EXTRACTED ENTRIES ::
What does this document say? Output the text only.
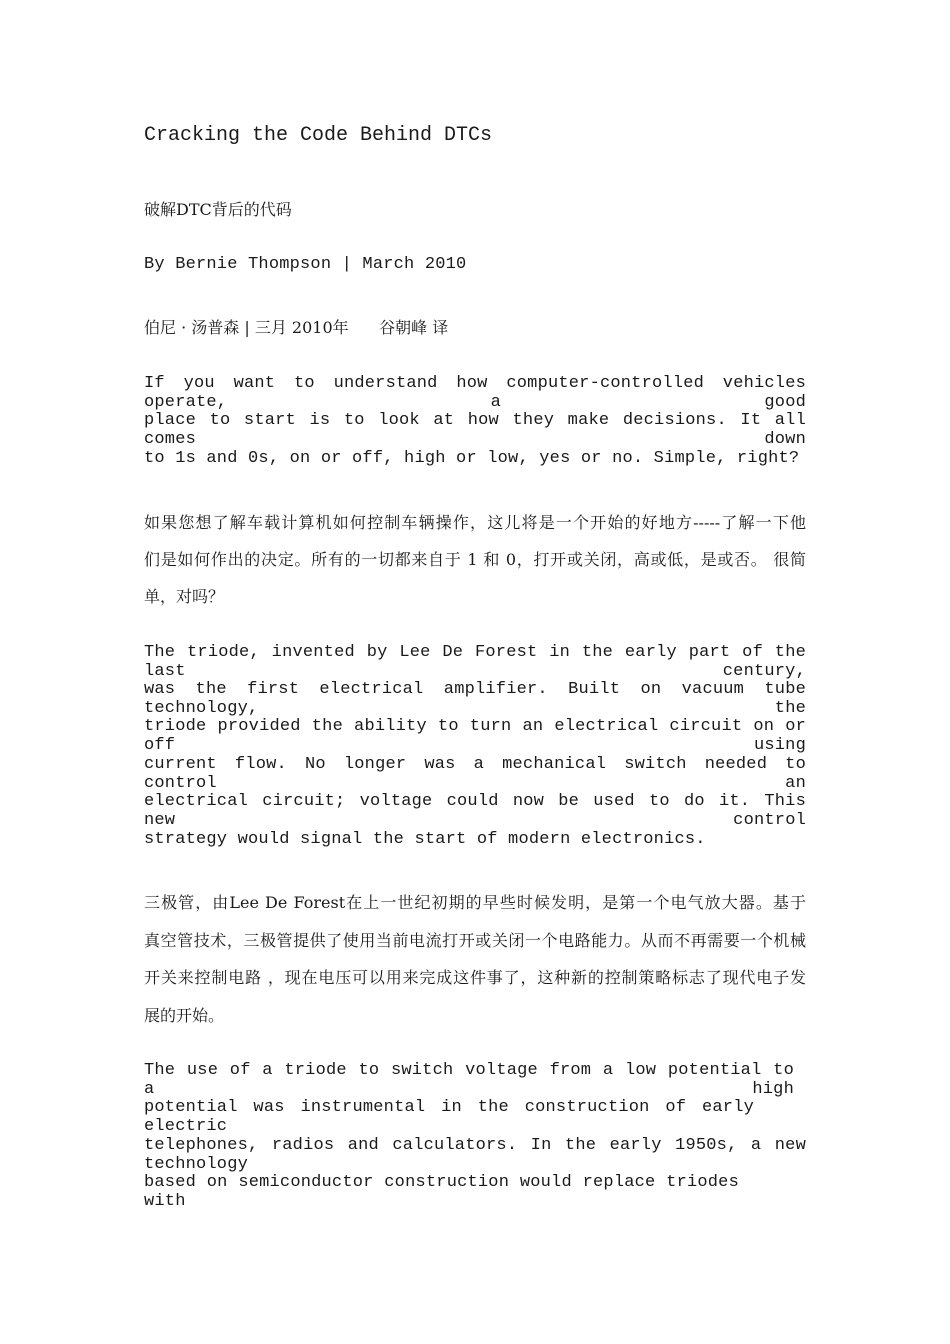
Cracking the Code Behind DTCs

破解DTC背后的代码

By Bernie Thompson | March 2010

伯尼 · 汤普森 | 三月 2010年      谷朝峰 译

If you want to understand how computer-controlled vehicles operate, a good

place to start is to look at how they make decisions. It all comes down

to 1s and 0s, on or off, high or low, yes or no. Simple, right?

如果您想了解车载计算机如何控制车辆操作，这儿将是一个开始的好地方-----了解一下他

们是如何作出的决定。所有的一切都来自于 1 和 0，打开或关闭，高或低，是或否。 很简

单，对吗？

The triode, invented by Lee De Forest in the early part of the last century,

was the first electrical amplifier. Built on vacuum tube technology, the

triode provided the ability to turn an electrical circuit on or off using

current flow. No longer was a mechanical switch needed to control an

electrical circuit; voltage could now be used to do it. This new control

strategy would signal the start of modern electronics.

三极管，由Lee De Forest在上一世纪初期的早些时候发明，是第一个电气放大器。基于

真空管技术，三极管提供了使用当前电流打开或关闭一个电路能力。从而不再需要一个机械

开关来控制电路 ，现在电压可以用来完成这件事了，这种新的控制策略标志了现代电子发

展的开始。

The use of a triode to switch voltage from a low potential to a high

potential was instrumental in the construction of early electric

telephones, radios and calculators. In the early 1950s, a new technology

based on semiconductor construction would replace triodes with
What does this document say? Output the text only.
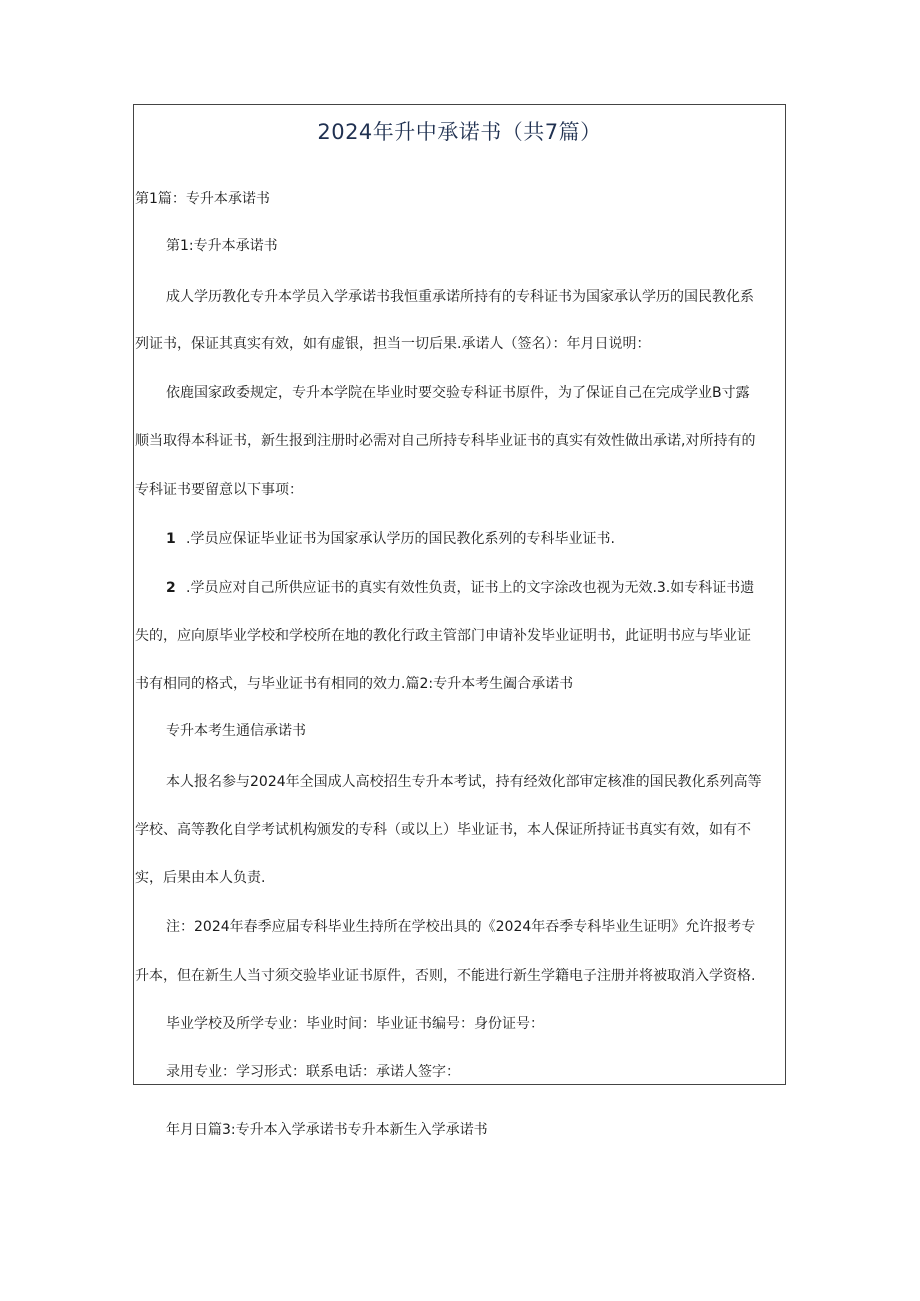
2024年升中承诺书（共7篇）

第1篇：专升本承诺书

第1:专升本承诺书

成人学历教化专升本学员入学承诺书我恒重承诺所持有的专科证书为国家承认学历的国民教化系

列证书，保证其真实有效，如有虚银，担当一切后果.承诺人（签名）：年月日说明：

依鹿国家政委规定，专升本学院在毕业时要交验专科证书原件，为了保证自己在完成学业B寸露

顺当取得本科证书，新生报到注册时必需对自己所持专科毕业证书的真实有效性做出承诺,对所持有的

专科证书要留意以下事项：

1 .学员应保证毕业证书为国家承认学历的国民教化系列的专科毕业证书.

2 .学员应对自己所供应证书的真实有效性负责，证书上的文字涂改也视为无效.3.如专科证书遗

失的，应向原毕业学校和学校所在地的教化行政主管部门申请补发毕业证明书，此证明书应与毕业证

书有相同的格式，与毕业证书有相同的效力.篇2:专升本考生阖合承诺书

专升本考生通信承诺书

本人报名参与2024年全国成人高校招生专升本考试，持有经效化部审定核准的国民教化系列高等

学校、高等教化自学考试机构颁发的专科（或以上）毕业证书，本人保证所持证书真实有效，如有不

实，后果由本人负责.

注：2024年春季应届专科毕业生持所在学校出具的《2024年吞季专科毕业生证明》允许报考专

升本，但在新生人当寸须交验毕业证书原件，否则，不能进行新生学籍电子注册并将被取消入学资格.

毕业学校及所学专业：毕业时间：毕业证书编号：身份证号：

录用专业：学习形式：联系电话：承诺人签字：

年月日篇3:专升本入学承诺书专升本新生入学承诺书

GOAL ::
Look for "start" and pull out every line that has it.

RESPONSE TO THIS TASK ::
place to start is to look at how they make decisions. It all comes down
strategy would signal the start of modern electronics.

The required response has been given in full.